▶ _Do this_
List each line of the data that holds the word "einen".

▶ _Data lines_
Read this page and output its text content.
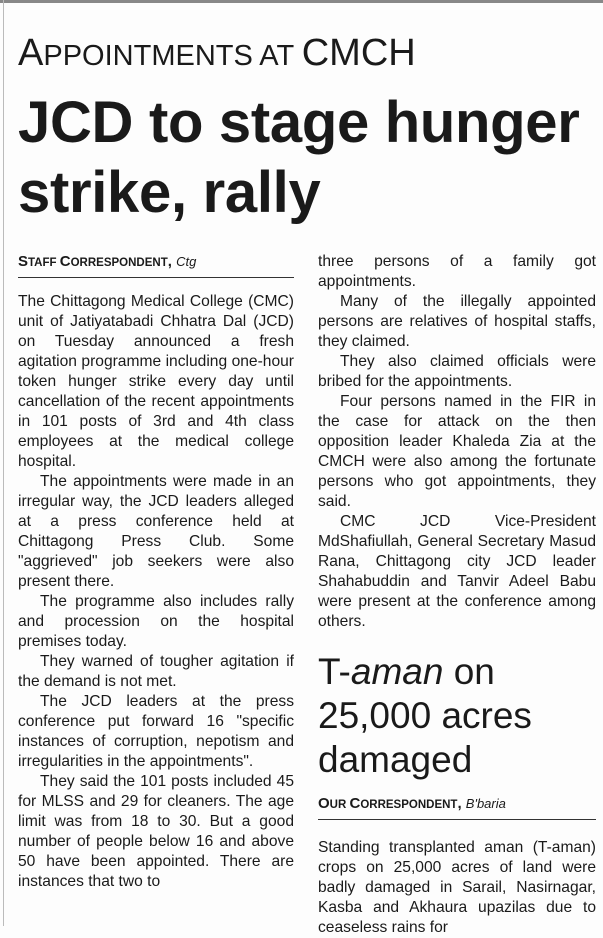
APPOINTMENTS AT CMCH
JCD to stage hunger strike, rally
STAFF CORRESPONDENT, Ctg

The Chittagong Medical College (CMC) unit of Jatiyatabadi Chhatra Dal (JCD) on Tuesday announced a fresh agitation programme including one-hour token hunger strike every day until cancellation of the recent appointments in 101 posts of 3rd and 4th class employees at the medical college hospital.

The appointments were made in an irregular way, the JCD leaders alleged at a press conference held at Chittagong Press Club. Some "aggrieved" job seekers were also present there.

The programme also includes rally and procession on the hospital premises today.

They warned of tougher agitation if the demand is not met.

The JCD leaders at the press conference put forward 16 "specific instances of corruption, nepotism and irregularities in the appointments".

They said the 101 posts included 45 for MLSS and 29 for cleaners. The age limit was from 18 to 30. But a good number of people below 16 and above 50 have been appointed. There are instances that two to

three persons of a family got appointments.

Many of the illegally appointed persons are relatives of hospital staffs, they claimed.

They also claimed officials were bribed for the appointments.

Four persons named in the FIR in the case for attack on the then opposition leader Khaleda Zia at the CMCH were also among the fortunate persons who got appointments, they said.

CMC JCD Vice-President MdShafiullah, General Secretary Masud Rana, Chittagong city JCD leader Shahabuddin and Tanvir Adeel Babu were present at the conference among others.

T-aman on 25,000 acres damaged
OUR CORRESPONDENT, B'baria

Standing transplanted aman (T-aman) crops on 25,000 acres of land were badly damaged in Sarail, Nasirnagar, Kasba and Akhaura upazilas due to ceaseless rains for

==

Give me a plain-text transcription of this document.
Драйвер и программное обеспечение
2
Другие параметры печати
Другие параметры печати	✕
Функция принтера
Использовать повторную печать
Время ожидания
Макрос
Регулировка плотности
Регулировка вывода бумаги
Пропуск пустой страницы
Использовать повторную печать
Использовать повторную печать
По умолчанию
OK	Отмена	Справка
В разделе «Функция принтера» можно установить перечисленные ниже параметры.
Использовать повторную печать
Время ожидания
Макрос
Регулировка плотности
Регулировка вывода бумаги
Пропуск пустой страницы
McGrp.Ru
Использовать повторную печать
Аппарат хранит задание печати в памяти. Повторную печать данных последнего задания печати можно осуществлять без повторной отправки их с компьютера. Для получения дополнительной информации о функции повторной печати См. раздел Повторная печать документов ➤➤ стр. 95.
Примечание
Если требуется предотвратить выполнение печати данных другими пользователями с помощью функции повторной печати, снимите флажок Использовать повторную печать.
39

* * *

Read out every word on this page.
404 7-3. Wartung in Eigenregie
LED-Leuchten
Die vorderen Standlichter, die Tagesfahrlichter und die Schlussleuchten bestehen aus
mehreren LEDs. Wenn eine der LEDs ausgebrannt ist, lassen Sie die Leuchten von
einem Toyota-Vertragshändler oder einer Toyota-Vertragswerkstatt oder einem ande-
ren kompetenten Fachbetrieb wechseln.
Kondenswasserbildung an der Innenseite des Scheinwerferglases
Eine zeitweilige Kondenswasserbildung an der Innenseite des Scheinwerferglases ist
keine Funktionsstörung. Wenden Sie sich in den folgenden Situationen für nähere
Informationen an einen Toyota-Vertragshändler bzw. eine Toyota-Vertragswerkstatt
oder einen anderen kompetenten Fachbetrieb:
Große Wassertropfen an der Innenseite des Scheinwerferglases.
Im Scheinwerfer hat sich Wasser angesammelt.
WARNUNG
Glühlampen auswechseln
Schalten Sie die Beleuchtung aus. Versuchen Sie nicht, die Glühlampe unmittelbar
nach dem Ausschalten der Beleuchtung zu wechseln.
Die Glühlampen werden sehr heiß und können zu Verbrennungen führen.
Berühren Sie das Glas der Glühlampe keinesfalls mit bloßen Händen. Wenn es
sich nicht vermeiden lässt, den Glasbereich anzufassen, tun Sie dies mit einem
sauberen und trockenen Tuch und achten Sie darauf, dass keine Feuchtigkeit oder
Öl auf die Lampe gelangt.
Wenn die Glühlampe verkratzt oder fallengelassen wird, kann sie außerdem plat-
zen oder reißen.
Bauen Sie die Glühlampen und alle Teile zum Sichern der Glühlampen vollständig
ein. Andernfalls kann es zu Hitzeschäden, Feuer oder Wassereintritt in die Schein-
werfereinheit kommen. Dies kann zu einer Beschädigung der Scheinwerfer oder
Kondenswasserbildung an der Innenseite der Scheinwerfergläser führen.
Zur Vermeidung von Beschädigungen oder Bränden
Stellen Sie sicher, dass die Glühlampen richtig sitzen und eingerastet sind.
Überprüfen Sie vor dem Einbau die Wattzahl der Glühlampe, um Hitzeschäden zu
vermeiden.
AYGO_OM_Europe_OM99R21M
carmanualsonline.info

▶ _Answer to this task_
Informationen an einen Toyota-Vertragshändler bzw. eine Toyota-Vertragswerkstatt
oder einen anderen kompetenten Fachbetrieb:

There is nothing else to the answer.